Given problem -
Copy every line of the material below word for word, changing nothing.

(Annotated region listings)

┏━━

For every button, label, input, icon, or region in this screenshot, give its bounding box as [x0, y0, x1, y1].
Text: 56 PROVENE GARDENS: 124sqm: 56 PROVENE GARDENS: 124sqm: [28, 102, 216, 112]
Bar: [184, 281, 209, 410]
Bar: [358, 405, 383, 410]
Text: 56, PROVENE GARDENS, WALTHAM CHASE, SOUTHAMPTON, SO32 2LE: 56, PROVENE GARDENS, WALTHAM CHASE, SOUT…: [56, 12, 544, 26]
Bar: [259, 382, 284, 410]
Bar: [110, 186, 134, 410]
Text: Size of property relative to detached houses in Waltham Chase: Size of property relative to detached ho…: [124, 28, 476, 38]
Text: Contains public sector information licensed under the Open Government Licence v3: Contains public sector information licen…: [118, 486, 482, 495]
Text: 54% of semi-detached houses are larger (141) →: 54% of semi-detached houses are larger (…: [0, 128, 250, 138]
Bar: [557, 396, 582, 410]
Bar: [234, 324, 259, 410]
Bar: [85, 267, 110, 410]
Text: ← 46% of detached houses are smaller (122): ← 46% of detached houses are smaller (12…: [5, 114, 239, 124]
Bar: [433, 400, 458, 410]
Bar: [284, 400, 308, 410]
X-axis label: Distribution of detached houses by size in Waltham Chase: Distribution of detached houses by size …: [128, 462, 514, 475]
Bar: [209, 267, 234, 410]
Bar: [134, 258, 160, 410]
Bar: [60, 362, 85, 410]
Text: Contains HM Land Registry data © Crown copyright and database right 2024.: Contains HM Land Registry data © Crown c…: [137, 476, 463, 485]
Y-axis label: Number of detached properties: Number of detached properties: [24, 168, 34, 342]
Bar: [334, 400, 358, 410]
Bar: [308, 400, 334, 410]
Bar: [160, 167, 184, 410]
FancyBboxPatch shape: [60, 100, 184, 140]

┗━━

Full output -
For every button, label, input, icon, or region in this screenshot, give its bounding box as [x0, y0, x1, y1].
Text: 56 PROVENE GARDENS: 124sqm: 56 PROVENE GARDENS: 124sqm: [28, 102, 216, 112]
Bar: [184, 281, 209, 410]
Bar: [358, 405, 383, 410]
Text: 56, PROVENE GARDENS, WALTHAM CHASE, SOUTHAMPTON, SO32 2LE: 56, PROVENE GARDENS, WALTHAM CHASE, SOUT…: [56, 12, 544, 26]
Bar: [259, 382, 284, 410]
Bar: [110, 186, 134, 410]
Text: Size of property relative to detached houses in Waltham Chase: Size of property relative to detached ho…: [124, 28, 476, 38]
Text: Contains public sector information licensed under the Open Government Licence v3: Contains public sector information licen…: [118, 486, 482, 495]
Text: 54% of semi-detached houses are larger (141) →: 54% of semi-detached houses are larger (…: [0, 128, 250, 138]
Bar: [557, 396, 582, 410]
Bar: [234, 324, 259, 410]
Bar: [85, 267, 110, 410]
Text: ← 46% of detached houses are smaller (122): ← 46% of detached houses are smaller (12…: [5, 114, 239, 124]
Bar: [433, 400, 458, 410]
Bar: [284, 400, 308, 410]
X-axis label: Distribution of detached houses by size in Waltham Chase: Distribution of detached houses by size …: [128, 462, 514, 475]
Bar: [209, 267, 234, 410]
Bar: [134, 258, 160, 410]
Bar: [60, 362, 85, 410]
Text: Contains HM Land Registry data © Crown copyright and database right 2024.: Contains HM Land Registry data © Crown c…: [137, 476, 463, 485]
Y-axis label: Number of detached properties: Number of detached properties: [24, 168, 34, 342]
Bar: [334, 400, 358, 410]
Bar: [308, 400, 334, 410]
Bar: [160, 167, 184, 410]
FancyBboxPatch shape: [60, 100, 184, 140]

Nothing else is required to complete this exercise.